◆ Work instructions: Reproduce every line of the records below word for word.

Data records

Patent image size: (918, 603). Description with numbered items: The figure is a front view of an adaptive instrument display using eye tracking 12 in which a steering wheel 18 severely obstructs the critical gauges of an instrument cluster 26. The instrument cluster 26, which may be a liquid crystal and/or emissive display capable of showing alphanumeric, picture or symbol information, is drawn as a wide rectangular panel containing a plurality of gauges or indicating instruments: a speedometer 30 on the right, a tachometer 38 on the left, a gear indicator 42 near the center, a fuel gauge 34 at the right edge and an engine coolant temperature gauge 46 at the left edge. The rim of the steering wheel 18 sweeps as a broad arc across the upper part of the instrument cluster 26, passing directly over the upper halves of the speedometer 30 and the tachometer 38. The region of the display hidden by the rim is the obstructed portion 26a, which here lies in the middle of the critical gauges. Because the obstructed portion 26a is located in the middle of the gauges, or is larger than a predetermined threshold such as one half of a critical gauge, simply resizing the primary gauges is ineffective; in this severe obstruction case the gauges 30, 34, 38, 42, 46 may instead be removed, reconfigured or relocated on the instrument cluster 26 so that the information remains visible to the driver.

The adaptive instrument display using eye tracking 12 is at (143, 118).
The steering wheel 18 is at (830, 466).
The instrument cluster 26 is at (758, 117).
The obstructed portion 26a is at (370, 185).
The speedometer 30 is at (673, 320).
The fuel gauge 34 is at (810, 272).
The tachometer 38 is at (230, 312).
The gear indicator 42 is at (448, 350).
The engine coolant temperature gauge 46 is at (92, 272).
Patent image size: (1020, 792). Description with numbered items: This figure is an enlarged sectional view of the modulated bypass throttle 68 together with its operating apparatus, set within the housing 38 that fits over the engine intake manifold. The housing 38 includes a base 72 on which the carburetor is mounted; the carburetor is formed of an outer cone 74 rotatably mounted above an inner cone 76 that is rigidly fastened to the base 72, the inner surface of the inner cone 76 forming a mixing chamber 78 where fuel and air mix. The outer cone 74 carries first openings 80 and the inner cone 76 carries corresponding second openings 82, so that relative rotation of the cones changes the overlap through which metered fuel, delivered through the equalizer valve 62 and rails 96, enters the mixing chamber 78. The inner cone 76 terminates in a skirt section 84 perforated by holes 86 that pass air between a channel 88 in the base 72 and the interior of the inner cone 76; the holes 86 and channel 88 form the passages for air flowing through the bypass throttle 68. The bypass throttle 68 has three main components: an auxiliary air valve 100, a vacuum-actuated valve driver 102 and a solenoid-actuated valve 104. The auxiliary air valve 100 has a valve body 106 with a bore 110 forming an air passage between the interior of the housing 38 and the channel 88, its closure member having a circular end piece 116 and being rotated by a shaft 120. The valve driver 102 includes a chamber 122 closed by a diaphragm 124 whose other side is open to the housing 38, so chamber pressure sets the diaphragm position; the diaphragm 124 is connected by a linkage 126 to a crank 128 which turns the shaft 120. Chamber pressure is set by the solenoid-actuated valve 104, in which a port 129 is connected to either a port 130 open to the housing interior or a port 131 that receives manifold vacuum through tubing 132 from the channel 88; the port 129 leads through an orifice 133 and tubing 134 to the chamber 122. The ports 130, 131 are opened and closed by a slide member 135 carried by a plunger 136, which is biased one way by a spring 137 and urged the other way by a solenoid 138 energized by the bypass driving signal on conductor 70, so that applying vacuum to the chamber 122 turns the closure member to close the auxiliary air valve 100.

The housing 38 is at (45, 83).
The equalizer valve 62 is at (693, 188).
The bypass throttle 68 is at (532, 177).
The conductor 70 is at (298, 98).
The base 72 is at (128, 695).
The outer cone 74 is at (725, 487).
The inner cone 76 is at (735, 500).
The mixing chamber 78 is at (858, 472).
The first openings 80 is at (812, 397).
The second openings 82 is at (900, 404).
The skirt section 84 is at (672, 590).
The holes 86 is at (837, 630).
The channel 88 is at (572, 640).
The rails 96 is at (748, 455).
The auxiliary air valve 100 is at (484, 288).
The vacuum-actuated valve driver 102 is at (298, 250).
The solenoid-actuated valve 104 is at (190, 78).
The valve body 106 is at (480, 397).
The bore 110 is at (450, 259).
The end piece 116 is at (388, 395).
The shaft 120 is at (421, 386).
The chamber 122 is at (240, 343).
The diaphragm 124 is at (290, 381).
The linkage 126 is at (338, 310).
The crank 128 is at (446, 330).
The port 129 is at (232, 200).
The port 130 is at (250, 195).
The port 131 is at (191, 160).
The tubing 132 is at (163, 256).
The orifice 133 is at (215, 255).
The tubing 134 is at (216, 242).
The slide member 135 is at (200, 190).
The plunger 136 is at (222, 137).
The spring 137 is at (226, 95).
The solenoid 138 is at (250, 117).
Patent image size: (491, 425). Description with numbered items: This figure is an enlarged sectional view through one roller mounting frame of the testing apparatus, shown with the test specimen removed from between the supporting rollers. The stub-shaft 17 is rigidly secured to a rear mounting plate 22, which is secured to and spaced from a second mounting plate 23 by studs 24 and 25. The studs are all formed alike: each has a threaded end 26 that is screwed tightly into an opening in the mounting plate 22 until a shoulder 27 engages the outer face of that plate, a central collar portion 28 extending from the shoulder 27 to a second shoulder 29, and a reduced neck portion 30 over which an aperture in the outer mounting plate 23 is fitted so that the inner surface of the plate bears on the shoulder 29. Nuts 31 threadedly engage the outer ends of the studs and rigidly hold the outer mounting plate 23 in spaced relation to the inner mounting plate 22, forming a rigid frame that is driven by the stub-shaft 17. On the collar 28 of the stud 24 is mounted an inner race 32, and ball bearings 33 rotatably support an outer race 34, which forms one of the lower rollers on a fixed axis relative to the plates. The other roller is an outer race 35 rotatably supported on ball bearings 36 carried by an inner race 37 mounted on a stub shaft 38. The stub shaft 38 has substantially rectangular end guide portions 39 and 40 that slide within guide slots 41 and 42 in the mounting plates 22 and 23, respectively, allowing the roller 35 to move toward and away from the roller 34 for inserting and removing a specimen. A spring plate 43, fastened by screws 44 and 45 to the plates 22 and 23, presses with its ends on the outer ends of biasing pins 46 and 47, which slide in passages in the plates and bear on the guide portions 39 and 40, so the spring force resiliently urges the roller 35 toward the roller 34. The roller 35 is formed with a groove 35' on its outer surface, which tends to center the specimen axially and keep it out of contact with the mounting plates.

◆ Exercise output:
Patent image size: (918, 603). Description with numbered items: The figure is a front view of an adaptive instrument display using eye tracking 12 in which a steering wheel 18 severely obstructs the critical gauges of an instrument cluster 26. The instrument cluster 26, which may be a liquid crystal and/or emissive display capable of showing alphanumeric, picture or symbol information, is drawn as a wide rectangular panel containing a plurality of gauges or indicating instruments: a speedometer 30 on the right, a tachometer 38 on the left, a gear indicator 42 near the center, a fuel gauge 34 at the right edge and an engine coolant temperature gauge 46 at the left edge. The rim of the steering wheel 18 sweeps as a broad arc across the upper part of the instrument cluster 26, passing directly over the upper halves of the speedometer 30 and the tachometer 38. The region of the display hidden by the rim is the obstructed portion 26a, which here lies in the middle of the critical gauges. Because the obstructed portion 26a is located in the middle of the gauges, or is larger than a predetermined threshold such as one half of a critical gauge, simply resizing the primary gauges is ineffective; in this severe obstruction case the gauges 30, 34, 38, 42, 46 may instead be removed, reconfigured or relocated on the instrument cluster 26 so that the information remains visible to the driver.

The adaptive instrument display using eye tracking 12 is at (143, 118).
The steering wheel 18 is at (830, 466).
The instrument cluster 26 is at (758, 117).
The obstructed portion 26a is at (370, 185).
The speedometer 30 is at (673, 320).
The fuel gauge 34 is at (810, 272).
The tachometer 38 is at (230, 312).
The gear indicator 42 is at (448, 350).
The engine coolant temperature gauge 46 is at (92, 272).
Patent image size: (1020, 792). Description with numbered items: This figure is an enlarged sectional view of the modulated bypass throttle 68 together with its operating apparatus, set within the housing 38 that fits over the engine intake manifold. The housing 38 includes a base 72 on which the carburetor is mounted; the carburetor is formed of an outer cone 74 rotatably mounted above an inner cone 76 that is rigidly fastened to the base 72, the inner surface of the inner cone 76 forming a mixing chamber 78 where fuel and air mix. The outer cone 74 carries first openings 80 and the inner cone 76 carries corresponding second openings 82, so that relative rotation of the cones changes the overlap through which metered fuel, delivered through the equalizer valve 62 and rails 96, enters the mixing chamber 78. The inner cone 76 terminates in a skirt section 84 perforated by holes 86 that pass air between a channel 88 in the base 72 and the interior of the inner cone 76; the holes 86 and channel 88 form the passages for air flowing through the bypass throttle 68. The bypass throttle 68 has three main components: an auxiliary air valve 100, a vacuum-actuated valve driver 102 and a solenoid-actuated valve 104. The auxiliary air valve 100 has a valve body 106 with a bore 110 forming an air passage between the interior of the housing 38 and the channel 88, its closure member having a circular end piece 116 and being rotated by a shaft 120. The valve driver 102 includes a chamber 122 closed by a diaphragm 124 whose other side is open to the housing 38, so chamber pressure sets the diaphragm position; the diaphragm 124 is connected by a linkage 126 to a crank 128 which turns the shaft 120. Chamber pressure is set by the solenoid-actuated valve 104, in which a port 129 is connected to either a port 130 open to the housing interior or a port 131 that receives manifold vacuum through tubing 132 from the channel 88; the port 129 leads through an orifice 133 and tubing 134 to the chamber 122. The ports 130, 131 are opened and closed by a slide member 135 carried by a plunger 136, which is biased one way by a spring 137 and urged the other way by a solenoid 138 energized by the bypass driving signal on conductor 70, so that applying vacuum to the chamber 122 turns the closure member to close the auxiliary air valve 100.

The housing 38 is at (45, 83).
The equalizer valve 62 is at (693, 188).
The bypass throttle 68 is at (532, 177).
The conductor 70 is at (298, 98).
The base 72 is at (128, 695).
The outer cone 74 is at (725, 487).
The inner cone 76 is at (735, 500).
The mixing chamber 78 is at (858, 472).
The first openings 80 is at (812, 397).
The second openings 82 is at (900, 404).
The skirt section 84 is at (672, 590).
The holes 86 is at (837, 630).
The channel 88 is at (572, 640).
The rails 96 is at (748, 455).
The auxiliary air valve 100 is at (484, 288).
The vacuum-actuated valve driver 102 is at (298, 250).
The solenoid-actuated valve 104 is at (190, 78).
The valve body 106 is at (480, 397).
The bore 110 is at (450, 259).
The end piece 116 is at (388, 395).
The shaft 120 is at (421, 386).
The chamber 122 is at (240, 343).
The diaphragm 124 is at (290, 381).
The linkage 126 is at (338, 310).
The crank 128 is at (446, 330).
The port 129 is at (232, 200).
The port 130 is at (250, 195).
The port 131 is at (191, 160).
The tubing 132 is at (163, 256).
The orifice 133 is at (215, 255).
The tubing 134 is at (216, 242).
The slide member 135 is at (200, 190).
The plunger 136 is at (222, 137).
The spring 137 is at (226, 95).
The solenoid 138 is at (250, 117).
Patent image size: (491, 425). Description with numbered items: This figure is an enlarged sectional view through one roller mounting frame of the testing apparatus, shown with the test specimen removed from between the supporting rollers. The stub-shaft 17 is rigidly secured to a rear mounting plate 22, which is secured to and spaced from a second mounting plate 23 by studs 24 and 25. The studs are all formed alike: each has a threaded end 26 that is screwed tightly into an opening in the mounting plate 22 until a shoulder 27 engages the outer face of that plate, a central collar portion 28 extending from the shoulder 27 to a second shoulder 29, and a reduced neck portion 30 over which an aperture in the outer mounting plate 23 is fitted so that the inner surface of the plate bears on the shoulder 29. Nuts 31 threadedly engage the outer ends of the studs and rigidly hold the outer mounting plate 23 in spaced relation to the inner mounting plate 22, forming a rigid frame that is driven by the stub-shaft 17. On the collar 28 of the stud 24 is mounted an inner race 32, and ball bearings 33 rotatably support an outer race 34, which forms one of the lower rollers on a fixed axis relative to the plates. The other roller is an outer race 35 rotatably supported on ball bearings 36 carried by an inner race 37 mounted on a stub shaft 38. The stub shaft 38 has substantially rectangular end guide portions 39 and 40 that slide within guide slots 41 and 42 in the mounting plates 22 and 23, respectively, allowing the roller 35 to move toward and away from the roller 34 for inserting and removing a specimen. A spring plate 43, fastened by screws 44 and 45 to the plates 22 and 23, presses with its ends on the outer ends of biasing pins 46 and 47, which slide in passages in the plates and bear on the guide portions 39 and 40, so the spring force resiliently urges the roller 35 toward the roller 34. The roller 35 is formed with a groove 35' on its outer surface, which tends to center the specimen axially and keep it out of contact with the mounting plates.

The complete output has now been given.